*Exercise material*:
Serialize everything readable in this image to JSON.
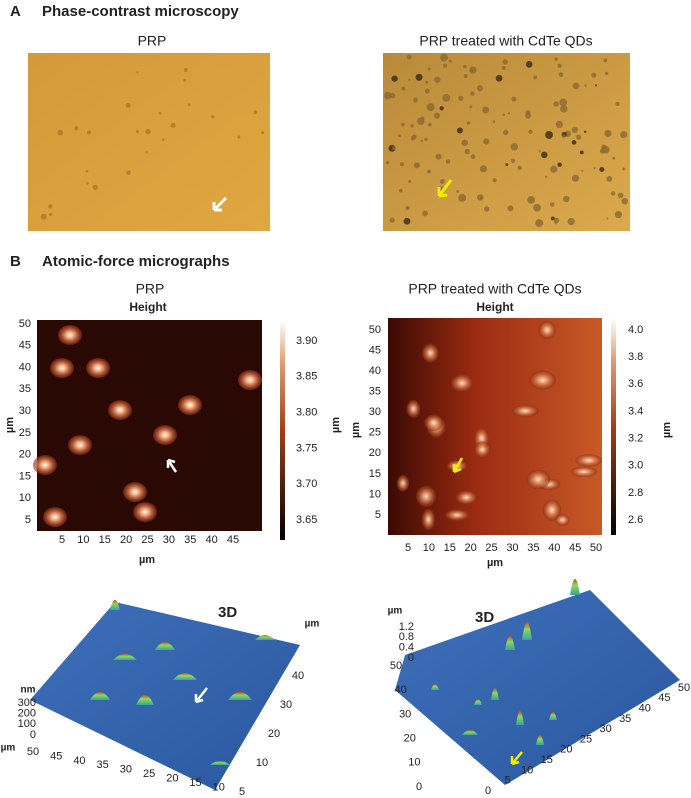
{
  "panel_a": {
    "label": "A",
    "title": "Phase-contrast microscopy",
    "images": [
      {
        "caption": "PRP"
      },
      {
        "caption": "PRP treated with CdTe QDs"
      }
    ]
  },
  "panel_b": {
    "label": "B",
    "title": "Atomic-force micrographs",
    "maps": [
      {
        "caption": "PRP",
        "subtitle": "Height",
        "x_label": "µm",
        "y_label": "µm",
        "colorbar_label": "µm",
        "xticks": [
          5,
          10,
          15,
          20,
          25,
          30,
          35,
          40,
          45
        ],
        "yticks": [
          50,
          45,
          40,
          35,
          30,
          25,
          20,
          15,
          10,
          5
        ],
        "colorbar_ticks": [
          "3.90",
          "3.85",
          "3.80",
          "3.75",
          "3.70",
          "3.65"
        ]
      },
      {
        "caption": "PRP treated with CdTe QDs",
        "subtitle": "Height",
        "x_label": "µm",
        "y_label": "µm",
        "colorbar_label": "µm",
        "xticks": [
          5,
          10,
          15,
          20,
          25,
          30,
          35,
          40,
          45,
          50
        ],
        "yticks": [
          50,
          45,
          40,
          35,
          30,
          25,
          20,
          15,
          10,
          5
        ],
        "colorbar_ticks": [
          "4.0",
          "3.8",
          "3.6",
          "3.4",
          "3.2",
          "3.0",
          "2.8",
          "2.6"
        ]
      }
    ],
    "views_3d": [
      {
        "title": "3D",
        "z_label": "nm",
        "z_ticks": [
          300,
          200,
          100,
          0
        ],
        "x_label": "µm",
        "x_ticks": [
          50,
          45,
          40,
          35,
          30,
          25,
          20,
          15,
          10,
          5
        ],
        "y_label": "µm",
        "y_ticks": [
          40,
          30,
          20,
          10
        ]
      },
      {
        "title": "3D",
        "z_label": "µm",
        "z_ticks": [
          "1.2",
          "0.8",
          "0.4",
          0
        ],
        "y_ticks": [
          50,
          40,
          30,
          20,
          10,
          0
        ],
        "x_ticks": [
          0,
          5,
          10,
          15,
          20,
          25,
          30,
          35,
          40,
          45,
          50
        ]
      }
    ]
  }
}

*Problem*: From the material above, reproduce everything verbatim except the pictures.

*Task answer*:
Serialize everything readable in this image to JSON.
{
  "panel_a": {
    "label": "A",
    "title": "Phase-contrast microscopy",
    "images": [
      {
        "caption": "PRP"
      },
      {
        "caption": "PRP treated with CdTe QDs"
      }
    ]
  },
  "panel_b": {
    "label": "B",
    "title": "Atomic-force micrographs",
    "maps": [
      {
        "caption": "PRP",
        "subtitle": "Height",
        "x_label": "µm",
        "y_label": "µm",
        "colorbar_label": "µm",
        "xticks": [
          5,
          10,
          15,
          20,
          25,
          30,
          35,
          40,
          45
        ],
        "yticks": [
          50,
          45,
          40,
          35,
          30,
          25,
          20,
          15,
          10,
          5
        ],
        "colorbar_ticks": [
          "3.90",
          "3.85",
          "3.80",
          "3.75",
          "3.70",
          "3.65"
        ]
      },
      {
        "caption": "PRP treated with CdTe QDs",
        "subtitle": "Height",
        "x_label": "µm",
        "y_label": "µm",
        "colorbar_label": "µm",
        "xticks": [
          5,
          10,
          15,
          20,
          25,
          30,
          35,
          40,
          45,
          50
        ],
        "yticks": [
          50,
          45,
          40,
          35,
          30,
          25,
          20,
          15,
          10,
          5
        ],
        "colorbar_ticks": [
          "4.0",
          "3.8",
          "3.6",
          "3.4",
          "3.2",
          "3.0",
          "2.8",
          "2.6"
        ]
      }
    ],
    "views_3d": [
      {
        "title": "3D",
        "z_label": "nm",
        "z_ticks": [
          300,
          200,
          100,
          0
        ],
        "x_label": "µm",
        "x_ticks": [
          50,
          45,
          40,
          35,
          30,
          25,
          20,
          15,
          10,
          5
        ],
        "y_label": "µm",
        "y_ticks": [
          40,
          30,
          20,
          10
        ]
      },
      {
        "title": "3D",
        "z_label": "µm",
        "z_ticks": [
          "1.2",
          "0.8",
          "0.4",
          0
        ],
        "y_ticks": [
          50,
          40,
          30,
          20,
          10,
          0
        ],
        "x_ticks": [
          0,
          5,
          10,
          15,
          20,
          25,
          30,
          35,
          40,
          45,
          50
        ]
      }
    ]
  }
}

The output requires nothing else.